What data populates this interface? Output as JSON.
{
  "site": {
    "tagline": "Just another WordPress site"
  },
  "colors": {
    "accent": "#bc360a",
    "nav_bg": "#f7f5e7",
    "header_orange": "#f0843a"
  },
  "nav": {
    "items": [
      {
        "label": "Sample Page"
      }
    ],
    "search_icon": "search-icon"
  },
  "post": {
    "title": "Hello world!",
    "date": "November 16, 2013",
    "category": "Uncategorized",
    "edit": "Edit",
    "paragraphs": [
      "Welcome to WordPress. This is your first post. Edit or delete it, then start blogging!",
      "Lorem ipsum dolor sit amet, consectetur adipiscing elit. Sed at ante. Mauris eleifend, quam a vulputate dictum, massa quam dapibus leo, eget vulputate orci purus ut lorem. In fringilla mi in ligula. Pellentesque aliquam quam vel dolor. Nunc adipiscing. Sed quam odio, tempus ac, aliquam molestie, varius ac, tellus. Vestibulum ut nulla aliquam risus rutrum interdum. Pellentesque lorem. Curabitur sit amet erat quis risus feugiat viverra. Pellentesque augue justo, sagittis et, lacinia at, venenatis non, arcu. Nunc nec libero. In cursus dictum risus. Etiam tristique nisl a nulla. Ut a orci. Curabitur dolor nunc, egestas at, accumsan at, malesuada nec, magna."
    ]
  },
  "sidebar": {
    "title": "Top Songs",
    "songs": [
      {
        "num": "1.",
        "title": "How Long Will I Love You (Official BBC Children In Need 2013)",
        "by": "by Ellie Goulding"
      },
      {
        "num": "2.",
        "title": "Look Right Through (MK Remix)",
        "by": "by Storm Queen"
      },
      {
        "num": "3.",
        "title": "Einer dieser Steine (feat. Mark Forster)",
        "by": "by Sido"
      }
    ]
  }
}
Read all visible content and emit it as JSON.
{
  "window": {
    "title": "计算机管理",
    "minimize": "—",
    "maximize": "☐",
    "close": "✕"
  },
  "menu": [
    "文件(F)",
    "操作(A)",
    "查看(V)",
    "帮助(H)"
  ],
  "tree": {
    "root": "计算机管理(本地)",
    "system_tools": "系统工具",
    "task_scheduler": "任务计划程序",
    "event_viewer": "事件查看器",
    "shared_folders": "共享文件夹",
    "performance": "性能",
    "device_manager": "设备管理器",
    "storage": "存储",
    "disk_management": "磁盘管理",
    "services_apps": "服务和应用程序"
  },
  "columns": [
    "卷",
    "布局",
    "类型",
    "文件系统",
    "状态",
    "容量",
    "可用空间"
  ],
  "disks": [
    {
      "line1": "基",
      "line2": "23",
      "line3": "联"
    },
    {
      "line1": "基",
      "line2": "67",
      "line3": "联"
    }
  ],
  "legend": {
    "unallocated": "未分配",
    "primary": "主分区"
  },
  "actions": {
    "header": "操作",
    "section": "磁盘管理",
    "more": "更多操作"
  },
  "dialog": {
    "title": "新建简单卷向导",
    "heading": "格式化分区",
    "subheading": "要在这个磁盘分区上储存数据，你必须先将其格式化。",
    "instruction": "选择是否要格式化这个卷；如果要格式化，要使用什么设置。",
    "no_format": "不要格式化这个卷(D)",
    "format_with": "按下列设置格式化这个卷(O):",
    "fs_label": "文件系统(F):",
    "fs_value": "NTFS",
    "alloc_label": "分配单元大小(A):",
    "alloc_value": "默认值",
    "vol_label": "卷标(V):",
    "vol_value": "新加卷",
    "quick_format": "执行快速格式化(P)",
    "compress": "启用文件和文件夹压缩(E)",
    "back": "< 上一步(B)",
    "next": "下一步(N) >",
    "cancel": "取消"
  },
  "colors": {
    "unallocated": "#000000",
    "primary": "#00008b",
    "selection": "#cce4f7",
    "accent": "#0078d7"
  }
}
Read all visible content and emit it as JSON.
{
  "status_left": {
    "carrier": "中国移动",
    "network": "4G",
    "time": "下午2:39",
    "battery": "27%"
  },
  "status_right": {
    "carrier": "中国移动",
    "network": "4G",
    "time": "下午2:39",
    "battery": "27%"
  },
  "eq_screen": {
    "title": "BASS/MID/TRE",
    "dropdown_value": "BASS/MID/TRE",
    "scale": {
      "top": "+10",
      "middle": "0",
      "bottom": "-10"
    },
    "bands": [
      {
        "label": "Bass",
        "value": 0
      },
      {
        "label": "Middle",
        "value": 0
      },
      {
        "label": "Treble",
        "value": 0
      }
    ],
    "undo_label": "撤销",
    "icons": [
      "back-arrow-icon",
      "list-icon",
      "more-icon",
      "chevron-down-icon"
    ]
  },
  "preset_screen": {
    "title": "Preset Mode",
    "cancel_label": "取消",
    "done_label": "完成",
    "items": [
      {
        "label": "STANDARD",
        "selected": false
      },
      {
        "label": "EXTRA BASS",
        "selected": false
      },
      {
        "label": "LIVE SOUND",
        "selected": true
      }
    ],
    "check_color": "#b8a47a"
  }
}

= = =

From the records given above, copy all lines containing "title".

    "title": "Hello world!",
    "title": "Top Songs",
        "title": "How Long Will I Love You (Official BBC Children In Need 2013)",
        "title": "Look Right Through (MK Remix)",
        "title": "Einer dieser Steine (feat. Mark Forster)",
    "title": "计算机管理",
    "title": "新建简单卷向导",
    "title": "BASS/MID/TRE",
    "title": "Preset Mode",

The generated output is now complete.